### Data for processing
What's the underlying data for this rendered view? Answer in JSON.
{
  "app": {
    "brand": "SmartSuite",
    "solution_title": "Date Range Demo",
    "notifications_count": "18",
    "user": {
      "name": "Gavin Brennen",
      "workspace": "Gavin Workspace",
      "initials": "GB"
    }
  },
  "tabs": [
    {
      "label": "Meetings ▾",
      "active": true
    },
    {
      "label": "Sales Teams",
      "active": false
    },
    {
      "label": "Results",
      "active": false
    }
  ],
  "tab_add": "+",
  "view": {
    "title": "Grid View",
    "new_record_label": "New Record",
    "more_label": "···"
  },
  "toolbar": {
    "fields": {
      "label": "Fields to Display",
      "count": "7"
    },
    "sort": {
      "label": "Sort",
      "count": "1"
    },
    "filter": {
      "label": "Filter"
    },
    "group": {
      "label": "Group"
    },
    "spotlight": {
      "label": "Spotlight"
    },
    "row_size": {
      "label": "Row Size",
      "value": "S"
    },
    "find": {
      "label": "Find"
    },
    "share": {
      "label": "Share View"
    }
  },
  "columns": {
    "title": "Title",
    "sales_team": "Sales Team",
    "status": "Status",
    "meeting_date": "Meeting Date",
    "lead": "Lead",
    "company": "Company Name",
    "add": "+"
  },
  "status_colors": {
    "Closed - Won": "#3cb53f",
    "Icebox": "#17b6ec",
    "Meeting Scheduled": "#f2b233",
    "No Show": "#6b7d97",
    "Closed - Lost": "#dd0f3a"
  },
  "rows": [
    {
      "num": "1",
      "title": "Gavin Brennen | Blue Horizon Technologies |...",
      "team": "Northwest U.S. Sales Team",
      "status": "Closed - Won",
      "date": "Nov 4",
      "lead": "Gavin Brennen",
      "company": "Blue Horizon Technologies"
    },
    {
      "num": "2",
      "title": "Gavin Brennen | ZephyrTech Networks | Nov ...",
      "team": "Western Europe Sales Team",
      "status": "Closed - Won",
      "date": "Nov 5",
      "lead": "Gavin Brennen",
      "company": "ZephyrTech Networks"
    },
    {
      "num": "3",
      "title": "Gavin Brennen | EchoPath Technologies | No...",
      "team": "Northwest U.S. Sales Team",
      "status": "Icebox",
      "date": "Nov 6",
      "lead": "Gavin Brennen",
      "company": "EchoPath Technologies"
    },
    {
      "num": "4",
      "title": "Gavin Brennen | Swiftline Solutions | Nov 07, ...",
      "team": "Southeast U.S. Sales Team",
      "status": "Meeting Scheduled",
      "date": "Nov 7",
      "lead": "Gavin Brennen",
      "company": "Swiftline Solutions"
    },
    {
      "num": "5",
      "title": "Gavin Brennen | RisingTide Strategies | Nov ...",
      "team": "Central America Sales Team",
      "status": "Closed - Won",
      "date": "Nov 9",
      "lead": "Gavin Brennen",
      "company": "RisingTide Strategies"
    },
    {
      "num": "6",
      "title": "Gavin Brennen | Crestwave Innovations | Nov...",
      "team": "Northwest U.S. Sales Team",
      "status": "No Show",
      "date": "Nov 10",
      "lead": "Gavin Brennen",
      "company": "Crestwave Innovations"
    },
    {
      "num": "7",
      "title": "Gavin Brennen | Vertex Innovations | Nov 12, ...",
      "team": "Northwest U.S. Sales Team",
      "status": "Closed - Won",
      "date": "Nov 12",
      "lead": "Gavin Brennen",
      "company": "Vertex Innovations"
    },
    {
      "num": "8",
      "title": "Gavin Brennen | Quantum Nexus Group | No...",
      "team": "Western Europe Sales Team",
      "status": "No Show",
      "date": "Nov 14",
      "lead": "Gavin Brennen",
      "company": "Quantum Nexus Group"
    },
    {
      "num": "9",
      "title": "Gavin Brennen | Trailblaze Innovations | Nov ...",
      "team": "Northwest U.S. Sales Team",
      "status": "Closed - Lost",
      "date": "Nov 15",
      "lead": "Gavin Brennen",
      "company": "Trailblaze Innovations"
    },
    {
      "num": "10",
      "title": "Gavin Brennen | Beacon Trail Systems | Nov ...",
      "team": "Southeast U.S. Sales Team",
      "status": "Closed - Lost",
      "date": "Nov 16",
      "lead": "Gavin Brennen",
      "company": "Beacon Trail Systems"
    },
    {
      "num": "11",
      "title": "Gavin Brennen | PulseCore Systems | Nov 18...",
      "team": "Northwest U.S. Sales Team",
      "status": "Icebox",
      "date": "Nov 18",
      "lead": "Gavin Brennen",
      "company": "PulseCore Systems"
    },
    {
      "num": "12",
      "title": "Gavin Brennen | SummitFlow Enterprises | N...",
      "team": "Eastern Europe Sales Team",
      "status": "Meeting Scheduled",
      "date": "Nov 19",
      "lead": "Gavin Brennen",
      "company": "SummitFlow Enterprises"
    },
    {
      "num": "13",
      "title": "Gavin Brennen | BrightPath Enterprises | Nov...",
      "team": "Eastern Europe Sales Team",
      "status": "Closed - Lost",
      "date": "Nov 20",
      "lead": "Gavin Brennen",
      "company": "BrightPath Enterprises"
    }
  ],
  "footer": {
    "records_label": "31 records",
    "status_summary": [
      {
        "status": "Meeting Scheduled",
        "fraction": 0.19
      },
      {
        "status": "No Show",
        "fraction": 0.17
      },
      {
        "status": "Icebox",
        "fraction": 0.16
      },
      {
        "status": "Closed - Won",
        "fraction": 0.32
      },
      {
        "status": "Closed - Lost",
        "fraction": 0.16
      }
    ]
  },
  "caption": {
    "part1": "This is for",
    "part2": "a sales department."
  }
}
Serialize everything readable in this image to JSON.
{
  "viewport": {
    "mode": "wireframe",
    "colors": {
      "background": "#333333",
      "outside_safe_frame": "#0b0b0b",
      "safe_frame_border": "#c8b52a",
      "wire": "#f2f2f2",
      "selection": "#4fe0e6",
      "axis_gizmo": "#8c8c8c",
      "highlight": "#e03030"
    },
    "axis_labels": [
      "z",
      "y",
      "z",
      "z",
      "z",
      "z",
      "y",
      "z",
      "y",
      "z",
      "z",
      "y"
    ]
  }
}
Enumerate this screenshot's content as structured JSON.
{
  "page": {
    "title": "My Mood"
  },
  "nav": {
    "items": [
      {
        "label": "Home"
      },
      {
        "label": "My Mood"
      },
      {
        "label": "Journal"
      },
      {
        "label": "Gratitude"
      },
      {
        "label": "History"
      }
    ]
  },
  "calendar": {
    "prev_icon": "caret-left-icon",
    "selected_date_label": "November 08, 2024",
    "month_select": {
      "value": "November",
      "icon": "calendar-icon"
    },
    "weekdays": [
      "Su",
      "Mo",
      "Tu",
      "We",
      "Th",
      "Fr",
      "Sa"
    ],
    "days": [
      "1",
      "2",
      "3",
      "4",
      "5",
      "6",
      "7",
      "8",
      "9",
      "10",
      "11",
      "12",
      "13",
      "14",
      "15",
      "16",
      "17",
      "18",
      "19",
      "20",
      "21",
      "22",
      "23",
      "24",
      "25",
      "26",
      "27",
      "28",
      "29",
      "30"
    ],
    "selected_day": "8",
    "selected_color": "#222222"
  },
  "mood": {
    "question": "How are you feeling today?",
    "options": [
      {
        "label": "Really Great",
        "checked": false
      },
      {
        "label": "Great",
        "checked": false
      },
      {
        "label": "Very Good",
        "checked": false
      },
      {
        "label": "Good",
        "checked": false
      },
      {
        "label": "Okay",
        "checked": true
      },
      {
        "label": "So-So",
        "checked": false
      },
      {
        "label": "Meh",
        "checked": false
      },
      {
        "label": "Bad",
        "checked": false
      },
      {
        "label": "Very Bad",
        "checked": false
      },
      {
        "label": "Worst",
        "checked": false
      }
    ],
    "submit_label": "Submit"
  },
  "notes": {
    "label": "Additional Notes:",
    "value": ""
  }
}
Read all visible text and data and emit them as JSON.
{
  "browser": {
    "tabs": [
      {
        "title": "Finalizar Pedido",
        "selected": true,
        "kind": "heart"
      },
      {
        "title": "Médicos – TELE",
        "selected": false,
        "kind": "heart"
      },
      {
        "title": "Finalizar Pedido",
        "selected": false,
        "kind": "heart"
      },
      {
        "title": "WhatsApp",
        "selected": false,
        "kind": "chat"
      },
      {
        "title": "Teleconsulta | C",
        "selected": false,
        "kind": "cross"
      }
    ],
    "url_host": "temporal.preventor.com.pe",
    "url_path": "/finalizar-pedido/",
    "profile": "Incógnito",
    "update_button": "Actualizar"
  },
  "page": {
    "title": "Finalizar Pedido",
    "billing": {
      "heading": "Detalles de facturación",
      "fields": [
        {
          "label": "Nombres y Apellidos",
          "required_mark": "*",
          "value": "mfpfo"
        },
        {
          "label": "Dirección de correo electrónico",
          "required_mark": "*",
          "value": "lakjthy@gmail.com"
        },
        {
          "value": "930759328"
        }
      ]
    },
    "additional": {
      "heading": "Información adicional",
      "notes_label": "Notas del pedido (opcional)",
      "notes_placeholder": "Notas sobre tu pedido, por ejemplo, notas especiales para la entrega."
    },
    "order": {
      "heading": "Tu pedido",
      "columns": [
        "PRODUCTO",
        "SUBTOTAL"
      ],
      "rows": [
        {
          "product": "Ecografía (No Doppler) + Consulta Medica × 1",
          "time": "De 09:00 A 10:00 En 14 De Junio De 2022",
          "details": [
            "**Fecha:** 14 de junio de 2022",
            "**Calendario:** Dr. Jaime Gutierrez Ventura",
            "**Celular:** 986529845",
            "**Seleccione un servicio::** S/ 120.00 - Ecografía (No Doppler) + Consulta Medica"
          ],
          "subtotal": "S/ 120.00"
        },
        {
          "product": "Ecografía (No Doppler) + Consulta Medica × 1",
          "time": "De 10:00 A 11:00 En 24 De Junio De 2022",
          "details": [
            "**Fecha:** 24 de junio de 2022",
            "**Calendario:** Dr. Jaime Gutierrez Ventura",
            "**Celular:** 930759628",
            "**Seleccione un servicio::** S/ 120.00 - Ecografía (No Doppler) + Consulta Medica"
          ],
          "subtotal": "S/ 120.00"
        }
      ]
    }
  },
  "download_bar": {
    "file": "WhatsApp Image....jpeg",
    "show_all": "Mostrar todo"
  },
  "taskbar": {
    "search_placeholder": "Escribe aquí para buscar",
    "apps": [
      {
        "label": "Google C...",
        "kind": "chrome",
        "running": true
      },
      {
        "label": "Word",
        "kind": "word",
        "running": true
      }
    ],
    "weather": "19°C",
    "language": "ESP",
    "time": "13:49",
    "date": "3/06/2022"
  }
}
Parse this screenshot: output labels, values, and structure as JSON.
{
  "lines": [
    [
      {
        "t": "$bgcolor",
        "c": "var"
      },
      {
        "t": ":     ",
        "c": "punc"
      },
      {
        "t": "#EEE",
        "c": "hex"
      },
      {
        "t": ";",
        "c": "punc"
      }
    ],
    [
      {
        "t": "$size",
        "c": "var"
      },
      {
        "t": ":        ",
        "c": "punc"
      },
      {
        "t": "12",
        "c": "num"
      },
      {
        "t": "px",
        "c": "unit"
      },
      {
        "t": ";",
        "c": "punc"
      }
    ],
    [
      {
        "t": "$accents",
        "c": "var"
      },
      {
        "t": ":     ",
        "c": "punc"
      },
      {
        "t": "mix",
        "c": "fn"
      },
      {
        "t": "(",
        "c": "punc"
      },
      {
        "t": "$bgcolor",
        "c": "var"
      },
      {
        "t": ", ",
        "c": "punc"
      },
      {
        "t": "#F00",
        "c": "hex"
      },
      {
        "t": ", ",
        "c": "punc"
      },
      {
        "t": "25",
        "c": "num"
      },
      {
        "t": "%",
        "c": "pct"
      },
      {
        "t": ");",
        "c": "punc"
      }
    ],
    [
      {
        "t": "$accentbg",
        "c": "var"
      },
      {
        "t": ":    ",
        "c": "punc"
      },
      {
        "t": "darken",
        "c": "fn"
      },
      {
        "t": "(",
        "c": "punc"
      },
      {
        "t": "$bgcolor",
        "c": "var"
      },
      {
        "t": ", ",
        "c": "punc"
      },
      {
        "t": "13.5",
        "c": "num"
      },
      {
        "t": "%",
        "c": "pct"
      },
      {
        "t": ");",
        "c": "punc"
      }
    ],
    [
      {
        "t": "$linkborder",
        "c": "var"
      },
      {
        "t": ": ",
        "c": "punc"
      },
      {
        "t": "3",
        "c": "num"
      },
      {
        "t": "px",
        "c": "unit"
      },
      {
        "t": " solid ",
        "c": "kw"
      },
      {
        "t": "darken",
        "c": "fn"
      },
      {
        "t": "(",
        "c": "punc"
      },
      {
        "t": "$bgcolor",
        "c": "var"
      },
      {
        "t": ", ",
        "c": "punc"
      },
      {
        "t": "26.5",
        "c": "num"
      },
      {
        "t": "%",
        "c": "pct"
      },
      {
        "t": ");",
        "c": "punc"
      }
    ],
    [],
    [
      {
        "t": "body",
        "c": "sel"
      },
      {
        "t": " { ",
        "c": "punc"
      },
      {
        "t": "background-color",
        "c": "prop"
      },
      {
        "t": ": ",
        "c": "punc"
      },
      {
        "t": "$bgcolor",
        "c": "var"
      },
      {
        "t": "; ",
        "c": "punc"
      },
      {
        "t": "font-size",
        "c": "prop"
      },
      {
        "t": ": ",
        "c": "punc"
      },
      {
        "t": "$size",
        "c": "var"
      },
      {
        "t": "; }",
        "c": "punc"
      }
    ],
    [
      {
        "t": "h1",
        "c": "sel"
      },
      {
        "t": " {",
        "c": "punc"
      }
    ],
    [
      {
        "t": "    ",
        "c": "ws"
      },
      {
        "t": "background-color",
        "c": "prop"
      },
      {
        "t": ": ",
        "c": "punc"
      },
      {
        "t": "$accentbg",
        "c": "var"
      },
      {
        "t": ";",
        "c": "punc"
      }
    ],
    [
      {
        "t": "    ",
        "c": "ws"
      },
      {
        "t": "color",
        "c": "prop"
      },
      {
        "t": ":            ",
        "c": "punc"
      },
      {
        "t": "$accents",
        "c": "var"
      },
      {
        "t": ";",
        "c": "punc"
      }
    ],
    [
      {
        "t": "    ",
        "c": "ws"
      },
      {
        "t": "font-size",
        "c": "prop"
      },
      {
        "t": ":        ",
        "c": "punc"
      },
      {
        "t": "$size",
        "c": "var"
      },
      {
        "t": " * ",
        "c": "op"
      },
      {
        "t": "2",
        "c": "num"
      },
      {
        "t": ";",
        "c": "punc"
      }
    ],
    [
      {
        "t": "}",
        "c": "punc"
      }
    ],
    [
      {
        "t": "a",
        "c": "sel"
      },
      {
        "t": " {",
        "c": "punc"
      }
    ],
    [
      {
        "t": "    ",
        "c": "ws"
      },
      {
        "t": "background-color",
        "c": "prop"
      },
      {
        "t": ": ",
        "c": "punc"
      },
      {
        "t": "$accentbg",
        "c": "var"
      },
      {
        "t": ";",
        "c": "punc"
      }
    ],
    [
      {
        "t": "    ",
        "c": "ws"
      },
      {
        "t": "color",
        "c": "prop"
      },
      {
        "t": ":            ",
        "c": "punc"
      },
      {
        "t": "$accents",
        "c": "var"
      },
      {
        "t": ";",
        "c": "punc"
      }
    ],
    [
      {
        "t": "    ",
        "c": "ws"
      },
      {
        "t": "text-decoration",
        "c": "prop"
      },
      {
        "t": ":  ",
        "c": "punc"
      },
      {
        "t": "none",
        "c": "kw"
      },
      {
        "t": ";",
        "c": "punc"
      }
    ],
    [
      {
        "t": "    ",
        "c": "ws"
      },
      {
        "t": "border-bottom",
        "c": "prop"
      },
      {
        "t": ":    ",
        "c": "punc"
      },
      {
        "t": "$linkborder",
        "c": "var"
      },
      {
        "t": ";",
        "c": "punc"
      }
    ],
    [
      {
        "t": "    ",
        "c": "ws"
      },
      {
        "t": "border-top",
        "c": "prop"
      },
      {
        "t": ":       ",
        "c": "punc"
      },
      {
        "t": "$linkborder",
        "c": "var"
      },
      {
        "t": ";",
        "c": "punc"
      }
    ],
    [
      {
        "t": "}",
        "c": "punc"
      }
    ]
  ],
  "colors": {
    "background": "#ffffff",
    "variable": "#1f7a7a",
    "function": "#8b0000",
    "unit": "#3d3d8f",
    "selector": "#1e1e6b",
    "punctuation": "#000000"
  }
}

### Requirements
Tally every line of the listing that holds the string "Quantum", then give the number by itself.

### Exercise response
2